## Collected data entries
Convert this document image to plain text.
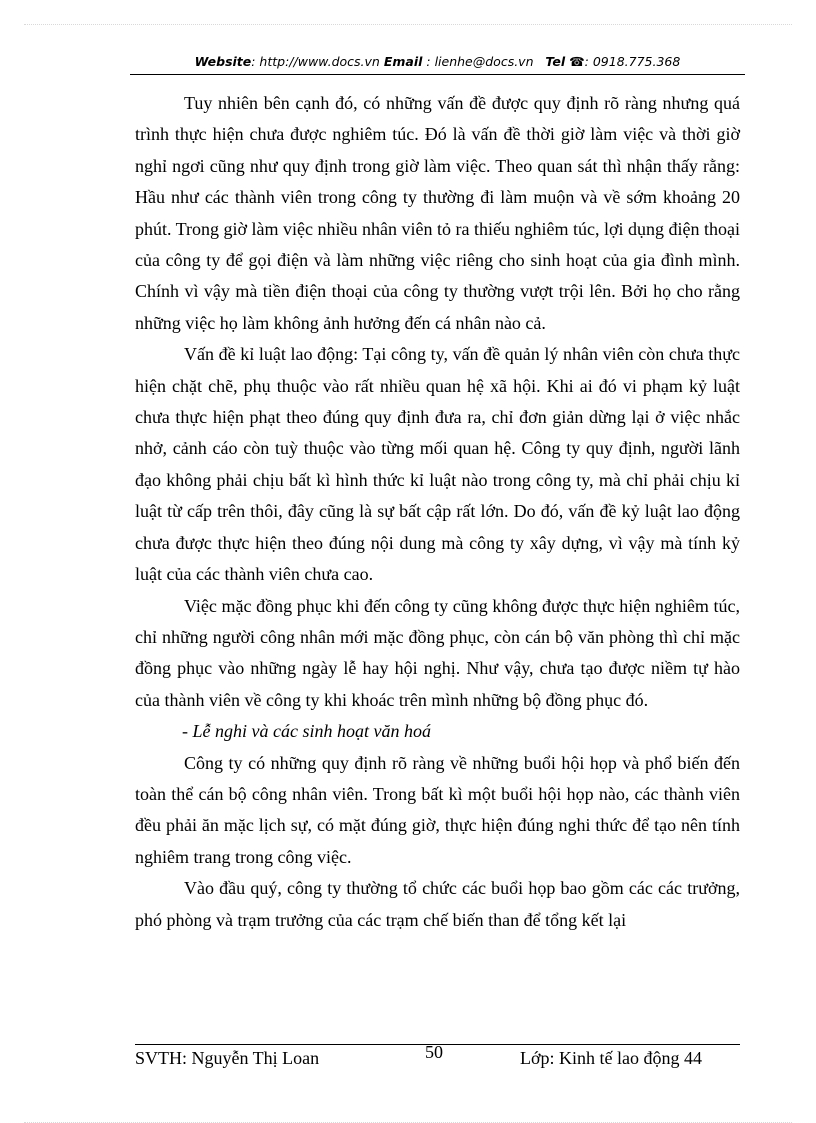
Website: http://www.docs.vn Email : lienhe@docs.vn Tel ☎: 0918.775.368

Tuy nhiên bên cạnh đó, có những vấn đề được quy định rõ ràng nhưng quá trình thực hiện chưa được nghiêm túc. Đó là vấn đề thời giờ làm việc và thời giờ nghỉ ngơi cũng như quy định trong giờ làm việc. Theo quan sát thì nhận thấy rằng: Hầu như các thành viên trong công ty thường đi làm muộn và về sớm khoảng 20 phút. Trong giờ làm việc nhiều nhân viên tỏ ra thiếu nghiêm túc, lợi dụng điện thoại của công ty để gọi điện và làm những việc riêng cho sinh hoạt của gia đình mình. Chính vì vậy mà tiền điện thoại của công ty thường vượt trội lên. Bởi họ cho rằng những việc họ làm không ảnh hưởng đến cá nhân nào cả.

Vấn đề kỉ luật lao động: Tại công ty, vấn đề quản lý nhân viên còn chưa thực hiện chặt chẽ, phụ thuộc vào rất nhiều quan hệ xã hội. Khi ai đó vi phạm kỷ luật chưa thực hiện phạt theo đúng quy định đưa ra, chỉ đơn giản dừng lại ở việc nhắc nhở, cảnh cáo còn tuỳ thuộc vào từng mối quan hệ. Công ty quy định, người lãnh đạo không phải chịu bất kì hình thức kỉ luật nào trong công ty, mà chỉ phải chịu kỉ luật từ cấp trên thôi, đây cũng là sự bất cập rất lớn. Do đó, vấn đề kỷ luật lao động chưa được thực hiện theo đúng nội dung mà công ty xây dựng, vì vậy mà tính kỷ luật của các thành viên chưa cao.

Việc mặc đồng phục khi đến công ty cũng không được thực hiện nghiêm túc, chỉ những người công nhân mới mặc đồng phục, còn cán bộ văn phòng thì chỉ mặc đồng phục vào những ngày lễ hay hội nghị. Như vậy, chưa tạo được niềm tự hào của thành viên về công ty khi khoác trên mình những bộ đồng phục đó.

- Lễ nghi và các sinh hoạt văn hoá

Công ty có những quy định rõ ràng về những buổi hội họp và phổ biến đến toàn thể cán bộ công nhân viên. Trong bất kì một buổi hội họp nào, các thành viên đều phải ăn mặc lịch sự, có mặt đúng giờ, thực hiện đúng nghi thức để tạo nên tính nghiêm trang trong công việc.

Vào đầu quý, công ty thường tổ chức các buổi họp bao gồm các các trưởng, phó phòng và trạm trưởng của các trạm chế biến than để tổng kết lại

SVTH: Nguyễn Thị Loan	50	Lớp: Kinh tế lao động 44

## What you are asked to do
Read through the lines above and collect those that contain the string "biến".

## The completed task
Công ty có những quy định rõ ràng về những buổi hội họp và phổ biến đến toàn thể cán bộ công nhân viên. Trong bất kì một buổi hội họp nào, các thành viên đều phải ăn mặc lịch sự, có mặt đúng giờ, thực hiện đúng nghi thức để tạo nên tính nghiêm trang trong công việc.
Vào đầu quý, công ty thường tổ chức các buổi họp bao gồm các các trưởng, phó phòng và trạm trưởng của các trạm chế biến than để tổng kết lại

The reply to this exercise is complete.